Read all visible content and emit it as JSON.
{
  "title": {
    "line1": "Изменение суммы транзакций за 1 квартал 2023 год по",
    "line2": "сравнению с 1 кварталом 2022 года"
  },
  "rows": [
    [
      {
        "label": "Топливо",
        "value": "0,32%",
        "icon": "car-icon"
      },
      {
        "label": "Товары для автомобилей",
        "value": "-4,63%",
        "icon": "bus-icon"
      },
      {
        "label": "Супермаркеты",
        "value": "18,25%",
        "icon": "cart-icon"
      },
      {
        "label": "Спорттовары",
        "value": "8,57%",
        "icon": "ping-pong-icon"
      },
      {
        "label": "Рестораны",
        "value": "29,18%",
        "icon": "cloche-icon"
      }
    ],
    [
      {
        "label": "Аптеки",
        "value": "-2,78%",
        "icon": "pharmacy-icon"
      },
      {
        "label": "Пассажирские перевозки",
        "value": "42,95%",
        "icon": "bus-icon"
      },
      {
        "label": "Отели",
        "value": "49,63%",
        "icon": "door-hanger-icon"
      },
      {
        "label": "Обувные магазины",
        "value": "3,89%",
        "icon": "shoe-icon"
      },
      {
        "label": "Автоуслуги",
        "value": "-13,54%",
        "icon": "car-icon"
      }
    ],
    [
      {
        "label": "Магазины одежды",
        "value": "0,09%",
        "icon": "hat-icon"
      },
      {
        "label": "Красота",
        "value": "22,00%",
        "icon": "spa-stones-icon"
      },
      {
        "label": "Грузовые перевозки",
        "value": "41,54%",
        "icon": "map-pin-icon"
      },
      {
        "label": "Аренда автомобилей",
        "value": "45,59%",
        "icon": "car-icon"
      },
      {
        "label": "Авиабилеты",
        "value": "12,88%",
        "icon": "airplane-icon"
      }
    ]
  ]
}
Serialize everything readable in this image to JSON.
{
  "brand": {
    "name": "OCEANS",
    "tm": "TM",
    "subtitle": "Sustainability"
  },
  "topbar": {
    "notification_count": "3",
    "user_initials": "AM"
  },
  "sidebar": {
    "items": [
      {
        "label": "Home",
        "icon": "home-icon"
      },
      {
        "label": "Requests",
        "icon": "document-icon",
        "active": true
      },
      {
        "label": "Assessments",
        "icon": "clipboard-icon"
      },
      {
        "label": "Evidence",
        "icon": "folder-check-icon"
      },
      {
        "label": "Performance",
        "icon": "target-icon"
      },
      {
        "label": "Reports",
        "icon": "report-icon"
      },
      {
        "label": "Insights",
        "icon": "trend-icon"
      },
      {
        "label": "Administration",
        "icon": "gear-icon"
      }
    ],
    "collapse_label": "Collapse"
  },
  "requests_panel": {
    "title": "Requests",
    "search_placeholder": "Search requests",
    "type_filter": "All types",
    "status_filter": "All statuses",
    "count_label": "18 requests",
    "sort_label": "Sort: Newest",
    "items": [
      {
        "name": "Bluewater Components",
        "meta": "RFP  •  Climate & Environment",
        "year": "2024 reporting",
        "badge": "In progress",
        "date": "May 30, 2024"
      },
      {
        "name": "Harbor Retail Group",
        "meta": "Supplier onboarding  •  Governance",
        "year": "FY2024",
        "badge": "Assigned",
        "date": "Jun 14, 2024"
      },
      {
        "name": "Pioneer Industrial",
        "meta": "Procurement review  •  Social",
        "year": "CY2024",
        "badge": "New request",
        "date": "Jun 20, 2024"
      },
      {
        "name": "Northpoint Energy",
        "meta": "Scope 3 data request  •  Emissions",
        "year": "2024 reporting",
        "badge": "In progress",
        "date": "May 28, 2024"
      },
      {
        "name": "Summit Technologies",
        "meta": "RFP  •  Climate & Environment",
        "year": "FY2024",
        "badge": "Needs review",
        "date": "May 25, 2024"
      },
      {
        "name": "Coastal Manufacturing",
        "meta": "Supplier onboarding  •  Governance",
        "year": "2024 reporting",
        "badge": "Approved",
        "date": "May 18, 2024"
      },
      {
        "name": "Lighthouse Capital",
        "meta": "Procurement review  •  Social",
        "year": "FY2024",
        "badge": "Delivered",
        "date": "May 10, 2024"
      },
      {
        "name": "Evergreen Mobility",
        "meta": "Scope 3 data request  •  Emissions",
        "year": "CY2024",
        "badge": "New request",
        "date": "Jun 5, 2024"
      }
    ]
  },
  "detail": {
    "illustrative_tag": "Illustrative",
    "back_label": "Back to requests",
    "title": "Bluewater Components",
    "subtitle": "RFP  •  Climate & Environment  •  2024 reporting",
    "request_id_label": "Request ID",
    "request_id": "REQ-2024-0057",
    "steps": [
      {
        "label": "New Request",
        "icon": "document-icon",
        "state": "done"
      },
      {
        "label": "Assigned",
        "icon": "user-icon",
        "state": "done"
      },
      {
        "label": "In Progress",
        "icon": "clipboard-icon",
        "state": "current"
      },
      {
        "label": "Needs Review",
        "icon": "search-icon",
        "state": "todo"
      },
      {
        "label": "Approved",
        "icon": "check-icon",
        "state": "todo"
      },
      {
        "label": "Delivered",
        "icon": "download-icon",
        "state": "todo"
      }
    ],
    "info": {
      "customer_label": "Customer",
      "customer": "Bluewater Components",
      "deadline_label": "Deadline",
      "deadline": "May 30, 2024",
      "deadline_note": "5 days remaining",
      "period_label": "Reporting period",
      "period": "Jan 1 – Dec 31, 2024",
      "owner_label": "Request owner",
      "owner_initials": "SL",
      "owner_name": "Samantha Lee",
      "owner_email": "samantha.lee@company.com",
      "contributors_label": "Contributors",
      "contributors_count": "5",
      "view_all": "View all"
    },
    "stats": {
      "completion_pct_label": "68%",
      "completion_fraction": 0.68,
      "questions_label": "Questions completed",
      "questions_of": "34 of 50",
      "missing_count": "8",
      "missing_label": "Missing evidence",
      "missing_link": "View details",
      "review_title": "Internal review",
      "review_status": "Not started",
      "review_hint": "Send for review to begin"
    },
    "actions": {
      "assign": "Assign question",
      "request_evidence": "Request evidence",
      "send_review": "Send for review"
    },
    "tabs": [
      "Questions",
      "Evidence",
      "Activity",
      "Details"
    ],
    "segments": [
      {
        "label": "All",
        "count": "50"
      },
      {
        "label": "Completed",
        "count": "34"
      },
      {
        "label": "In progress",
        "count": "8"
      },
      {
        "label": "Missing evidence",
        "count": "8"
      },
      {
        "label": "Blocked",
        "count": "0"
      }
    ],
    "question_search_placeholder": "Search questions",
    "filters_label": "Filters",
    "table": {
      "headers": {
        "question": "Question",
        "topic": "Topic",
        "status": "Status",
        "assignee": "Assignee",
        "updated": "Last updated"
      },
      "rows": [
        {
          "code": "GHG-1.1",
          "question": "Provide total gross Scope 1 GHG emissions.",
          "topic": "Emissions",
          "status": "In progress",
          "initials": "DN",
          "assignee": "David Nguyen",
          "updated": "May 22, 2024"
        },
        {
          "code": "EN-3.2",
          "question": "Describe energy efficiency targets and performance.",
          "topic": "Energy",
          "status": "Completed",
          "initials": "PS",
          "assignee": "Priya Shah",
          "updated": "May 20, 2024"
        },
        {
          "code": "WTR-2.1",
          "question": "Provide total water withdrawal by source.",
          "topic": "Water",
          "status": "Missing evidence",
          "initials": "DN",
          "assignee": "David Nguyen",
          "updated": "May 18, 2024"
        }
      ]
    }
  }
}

• • • •

*Problem details:*
Among the lines above, how many contain the string "Needs"? State the number alone.

*Result:*
2